■ EXTRACTED MATERIAL
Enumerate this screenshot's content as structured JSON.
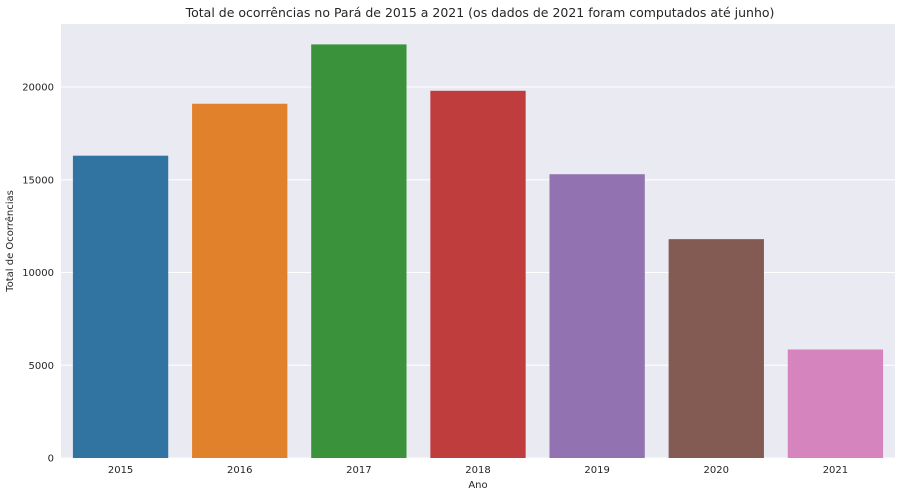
{
  "chart_data": {
    "type": "bar",
    "title": "Total de ocorrências no Pará de 2015 a 2021 (os dados de 2021 foram computados até junho)",
    "xlabel": "Ano",
    "ylabel": "Total de Ocorrências",
    "categories": [
      "2015",
      "2016",
      "2017",
      "2018",
      "2019",
      "2020",
      "2021"
    ],
    "values": [
      16300,
      19100,
      22300,
      19800,
      15300,
      11800,
      5850
    ],
    "colors": [
      "#3274a1",
      "#e1812c",
      "#3a923a",
      "#c03d3e",
      "#9372b2",
      "#845b53",
      "#d684bd"
    ],
    "ylim": [
      0,
      23400
    ],
    "yticks": [
      0,
      5000,
      10000,
      15000,
      20000
    ],
    "ytick_labels": [
      "0",
      "5000",
      "10000",
      "15000",
      "20000"
    ],
    "grid": true,
    "background": "#eaeaf2"
  }
}
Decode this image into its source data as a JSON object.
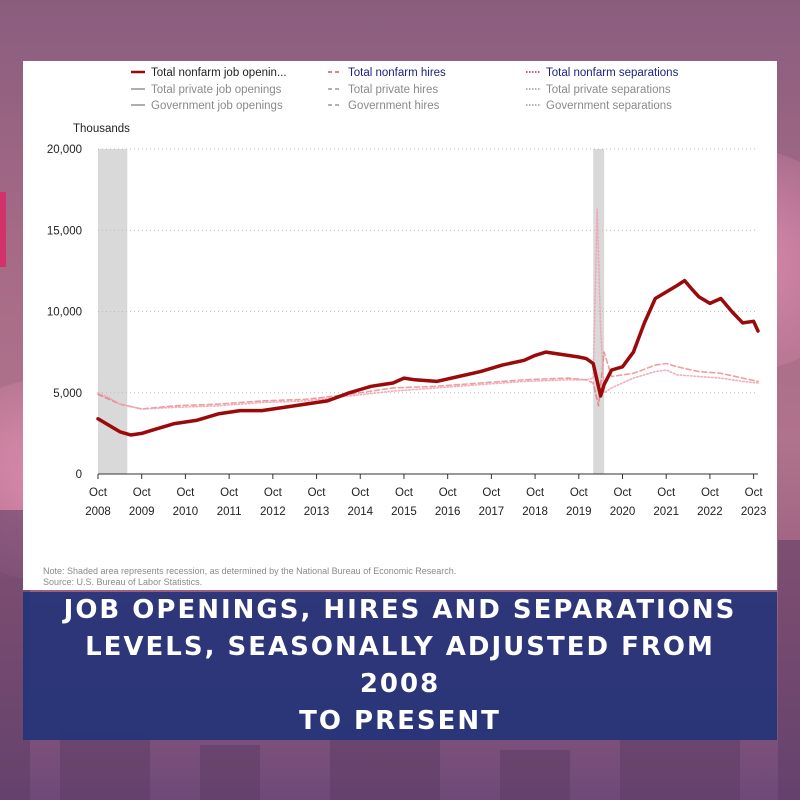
{
  "banner": {
    "title_lines": [
      "JOB OPENINGS, HIRES AND SEPARATIONS",
      "LEVELS, SEASONALLY ADJUSTED FROM 2008",
      "TO PRESENT"
    ]
  },
  "notes": {
    "note": "Note: Shaded area represents recession, as determined by the National Bureau of Economic Research.",
    "source": "Source: U.S. Bureau of Labor Statistics."
  },
  "colors": {
    "openings": "#9b0a0a",
    "hires": "#e05252",
    "separations": "#f0a0b4",
    "legend_muted": "#8a8a8a",
    "legend_blue": "#1a237e",
    "recession": "#d9d9d9",
    "banner": "#253478"
  },
  "chart_data": {
    "type": "line",
    "title": "",
    "ylabel": "Thousands",
    "ylim": [
      0,
      20000
    ],
    "yticks": [
      0,
      5000,
      10000,
      15000,
      20000
    ],
    "ytick_labels": [
      "0",
      "5,000",
      "10,000",
      "15,000",
      "20,000"
    ],
    "xlim": [
      2008.75,
      2023.85
    ],
    "xticks": [
      {
        "month": "Oct",
        "year": "2008",
        "pos": 2008.75
      },
      {
        "month": "Oct",
        "year": "2009",
        "pos": 2009.75
      },
      {
        "month": "Oct",
        "year": "2010",
        "pos": 2010.75
      },
      {
        "month": "Oct",
        "year": "2011",
        "pos": 2011.75
      },
      {
        "month": "Oct",
        "year": "2012",
        "pos": 2012.75
      },
      {
        "month": "Oct",
        "year": "2013",
        "pos": 2013.75
      },
      {
        "month": "Oct",
        "year": "2014",
        "pos": 2014.75
      },
      {
        "month": "Oct",
        "year": "2015",
        "pos": 2015.75
      },
      {
        "month": "Oct",
        "year": "2016",
        "pos": 2016.75
      },
      {
        "month": "Oct",
        "year": "2017",
        "pos": 2017.75
      },
      {
        "month": "Oct",
        "year": "2018",
        "pos": 2018.75
      },
      {
        "month": "Oct",
        "year": "2019",
        "pos": 2019.75
      },
      {
        "month": "Oct",
        "year": "2020",
        "pos": 2020.75
      },
      {
        "month": "Oct",
        "year": "2021",
        "pos": 2021.75
      },
      {
        "month": "Oct",
        "year": "2022",
        "pos": 2022.75
      },
      {
        "month": "Oct",
        "year": "2023",
        "pos": 2023.75
      }
    ],
    "recessions": [
      [
        2008.75,
        2009.42
      ],
      [
        2020.08,
        2020.33
      ]
    ],
    "grid": true,
    "legend": {
      "placement": "top",
      "entries": [
        {
          "label": "Total nonfarm job openin...",
          "style": "solid",
          "color": "#9b0a0a",
          "active": true
        },
        {
          "label": "Total nonfarm hires",
          "style": "dashed",
          "color": "#e05252",
          "active": true
        },
        {
          "label": "Total nonfarm separations",
          "style": "dotted",
          "color": "#c01f4a",
          "active": true
        },
        {
          "label": "Total private job openings",
          "style": "solid",
          "color": "#9a9a9a",
          "active": false
        },
        {
          "label": "Total private hires",
          "style": "dashed",
          "color": "#9a9a9a",
          "active": false
        },
        {
          "label": "Total private separations",
          "style": "dotted",
          "color": "#9a9a9a",
          "active": false
        },
        {
          "label": "Government job openings",
          "style": "solid",
          "color": "#9a9a9a",
          "active": false
        },
        {
          "label": "Government hires",
          "style": "dashed",
          "color": "#9a9a9a",
          "active": false
        },
        {
          "label": "Government separations",
          "style": "dotted",
          "color": "#9a9a9a",
          "active": false
        }
      ]
    },
    "series": [
      {
        "name": "Total nonfarm job openin...",
        "style": "solid",
        "x": [
          2008.75,
          2009.0,
          2009.25,
          2009.5,
          2009.75,
          2010.0,
          2010.5,
          2011.0,
          2011.5,
          2012.0,
          2012.5,
          2013.0,
          2013.5,
          2014.0,
          2014.5,
          2014.75,
          2015.0,
          2015.5,
          2015.75,
          2016.0,
          2016.5,
          2017.0,
          2017.5,
          2018.0,
          2018.5,
          2018.75,
          2019.0,
          2019.5,
          2019.75,
          2019.92,
          2020.08,
          2020.25,
          2020.33,
          2020.5,
          2020.75,
          2021.0,
          2021.25,
          2021.5,
          2021.75,
          2022.0,
          2022.17,
          2022.33,
          2022.5,
          2022.75,
          2023.0,
          2023.25,
          2023.5,
          2023.75,
          2023.85
        ],
        "values": [
          3400,
          3000,
          2600,
          2400,
          2500,
          2700,
          3100,
          3300,
          3700,
          3900,
          3900,
          4100,
          4300,
          4500,
          5000,
          5200,
          5400,
          5600,
          5900,
          5800,
          5700,
          6000,
          6300,
          6700,
          7000,
          7300,
          7500,
          7300,
          7200,
          7100,
          6800,
          4800,
          5500,
          6400,
          6600,
          7500,
          9300,
          10800,
          11200,
          11600,
          11900,
          11400,
          10900,
          10500,
          10800,
          10000,
          9300,
          9400,
          8800
        ]
      },
      {
        "name": "Total nonfarm hires",
        "style": "dashed",
        "x": [
          2008.75,
          2009.25,
          2009.75,
          2010.5,
          2011.5,
          2012.5,
          2013.5,
          2014.5,
          2015.5,
          2016.5,
          2017.5,
          2018.5,
          2019.5,
          2019.92,
          2020.08,
          2020.2,
          2020.33,
          2020.5,
          2021.0,
          2021.5,
          2021.75,
          2022.0,
          2022.5,
          2023.0,
          2023.5,
          2023.85
        ],
        "values": [
          4900,
          4300,
          4000,
          4200,
          4300,
          4500,
          4600,
          4900,
          5300,
          5400,
          5600,
          5800,
          5900,
          5800,
          5600,
          4200,
          7500,
          6000,
          6200,
          6700,
          6800,
          6600,
          6300,
          6200,
          5900,
          5700
        ]
      },
      {
        "name": "Total nonfarm separations",
        "style": "dotted",
        "x": [
          2008.75,
          2009.0,
          2009.25,
          2009.75,
          2010.5,
          2011.5,
          2012.5,
          2013.5,
          2014.5,
          2015.5,
          2016.5,
          2017.5,
          2018.5,
          2019.5,
          2019.92,
          2020.08,
          2020.17,
          2020.25,
          2020.33,
          2020.5,
          2021.0,
          2021.5,
          2021.75,
          2022.0,
          2022.5,
          2023.0,
          2023.5,
          2023.85
        ],
        "values": [
          5000,
          4700,
          4300,
          4000,
          4100,
          4200,
          4400,
          4500,
          4800,
          5100,
          5300,
          5500,
          5700,
          5800,
          5800,
          5900,
          16300,
          9000,
          5000,
          5300,
          5900,
          6300,
          6400,
          6100,
          6000,
          5900,
          5700,
          5600
        ]
      }
    ]
  }
}
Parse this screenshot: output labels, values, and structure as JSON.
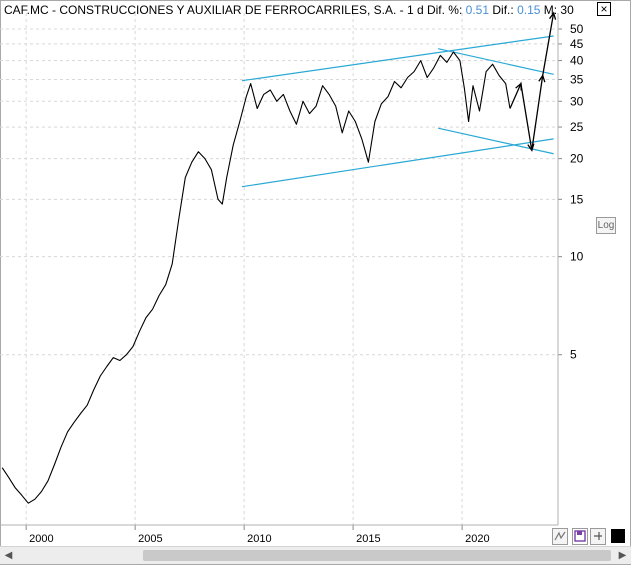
{
  "window": {
    "title_prefix": "CAF.MC - CONSTRUCCIONES Y AUXILIAR DE FERROCARRILES, S.A. -  1 d  Dif. %:",
    "dif_pct_value": "0.51",
    "dif_label": "Dif.:",
    "dif_value": "0.15",
    "m_label": "M: 30",
    "close_glyph": "×"
  },
  "controls": {
    "log_label": "Log",
    "scroll_left_glyph": "◀",
    "scroll_right_glyph": "▶",
    "tool_icons": [
      "zigzag-icon",
      "save-icon",
      "pin-icon",
      "square-icon"
    ]
  },
  "colors": {
    "price": "#000000",
    "channel": "#29a8d6",
    "grid": "#d8d8d8",
    "accent": "#4a90d9"
  },
  "chart_data": {
    "type": "line",
    "scale": "log",
    "xlim": [
      1998.8,
      2024.4
    ],
    "ylim": [
      1.5,
      56
    ],
    "y_ticks": [
      5,
      10,
      15,
      20,
      25,
      30,
      35,
      40,
      45,
      50
    ],
    "x_ticks": [
      2000,
      2005,
      2010,
      2015,
      2020
    ],
    "grid": true,
    "series": [
      {
        "x": [
          1998.9,
          1999.2,
          1999.5,
          1999.8,
          2000.1,
          2000.4,
          2000.7,
          2001.0,
          2001.3,
          2001.6,
          2001.9,
          2002.2,
          2002.5,
          2002.8,
          2003.1,
          2003.4,
          2003.7,
          2004.0,
          2004.3,
          2004.6,
          2004.9,
          2005.2,
          2005.5,
          2005.8,
          2006.1,
          2006.4,
          2006.7,
          2007.0,
          2007.3,
          2007.6,
          2007.9,
          2008.2,
          2008.5,
          2008.8,
          2009.0,
          2009.2,
          2009.5,
          2009.8,
          2010.1,
          2010.3,
          2010.6,
          2010.9,
          2011.2,
          2011.5,
          2011.8,
          2012.1,
          2012.4,
          2012.7,
          2013.0,
          2013.3,
          2013.6,
          2013.9,
          2014.2,
          2014.5,
          2014.8,
          2015.1,
          2015.4,
          2015.7,
          2016.0,
          2016.3,
          2016.6,
          2016.9,
          2017.2,
          2017.5,
          2017.8,
          2018.1,
          2018.4,
          2018.7,
          2019.0,
          2019.3,
          2019.6,
          2019.9,
          2020.1,
          2020.3,
          2020.5,
          2020.8,
          2021.1,
          2021.4,
          2021.7,
          2022.0,
          2022.2
        ],
        "y": [
          2.25,
          2.1,
          1.95,
          1.85,
          1.75,
          1.8,
          1.9,
          2.05,
          2.3,
          2.6,
          2.9,
          3.1,
          3.3,
          3.5,
          3.9,
          4.3,
          4.6,
          4.9,
          4.8,
          5.0,
          5.3,
          5.9,
          6.5,
          6.9,
          7.6,
          8.2,
          9.5,
          13.0,
          17.5,
          19.5,
          21.0,
          20.0,
          18.5,
          15.0,
          14.5,
          17.5,
          22.0,
          26.0,
          31.0,
          34.0,
          28.5,
          31.5,
          32.5,
          30.0,
          31.5,
          28.0,
          25.5,
          30.0,
          27.5,
          29.0,
          33.5,
          31.5,
          29.0,
          24.0,
          28.0,
          26.0,
          23.0,
          19.5,
          26.0,
          29.5,
          31.0,
          34.5,
          33.0,
          35.5,
          37.0,
          40.0,
          35.5,
          38.0,
          41.5,
          39.5,
          42.5,
          40.0,
          33.0,
          26.0,
          33.5,
          28.0,
          37.0,
          39.0,
          36.0,
          34.0,
          28.5
        ]
      }
    ],
    "trendlines": [
      {
        "x": [
          2009.9,
          2024.2
        ],
        "y": [
          16.4,
          23.0
        ]
      },
      {
        "x": [
          2009.9,
          2024.2
        ],
        "y": [
          34.7,
          47.6
        ]
      },
      {
        "x": [
          2018.9,
          2024.2
        ],
        "y": [
          43.5,
          36.3
        ]
      },
      {
        "x": [
          2018.9,
          2024.2
        ],
        "y": [
          24.8,
          20.7
        ]
      }
    ],
    "projection": {
      "x": [
        2022.2,
        2022.7,
        2023.2,
        2023.7,
        2024.2
      ],
      "y": [
        28.5,
        34.0,
        21.2,
        36.0,
        56.0
      ]
    }
  }
}
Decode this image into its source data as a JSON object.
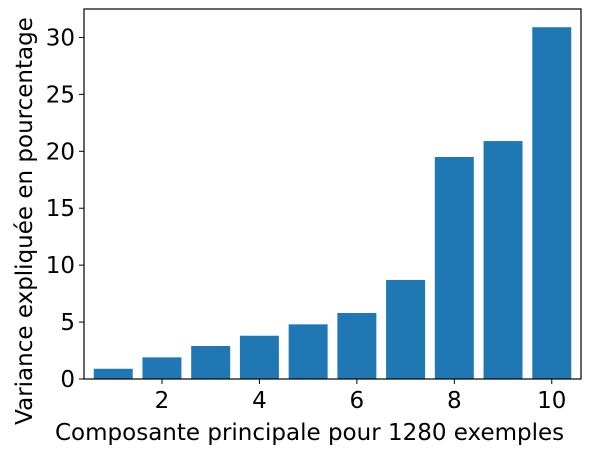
{
  "chart_data": {
    "type": "bar",
    "x": [
      1,
      2,
      3,
      4,
      5,
      6,
      7,
      8,
      9,
      10
    ],
    "values": [
      0.9,
      1.9,
      2.9,
      3.8,
      4.8,
      5.8,
      8.7,
      19.5,
      20.9,
      30.9
    ],
    "xlabel": "Composante principale pour 1280 exemples",
    "ylabel": "Variance expliquée en pourcentage",
    "xticks": [
      "2",
      "4",
      "6",
      "8",
      "10"
    ],
    "yticks": [
      "0",
      "5",
      "10",
      "15",
      "20",
      "25",
      "30"
    ],
    "ylim": [
      0,
      32.5
    ],
    "xlim": [
      0.4,
      10.6
    ],
    "grid": false,
    "bar_color": "#1f77b4"
  }
}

■ REQUEST
Gather every line containing the word "screenshot" and copy it.

■ COMPLETED EXERCISE
Enumerate this screenshot's content as structured JSON.
Parse this screenshot: output labels, values, and structure as JSON.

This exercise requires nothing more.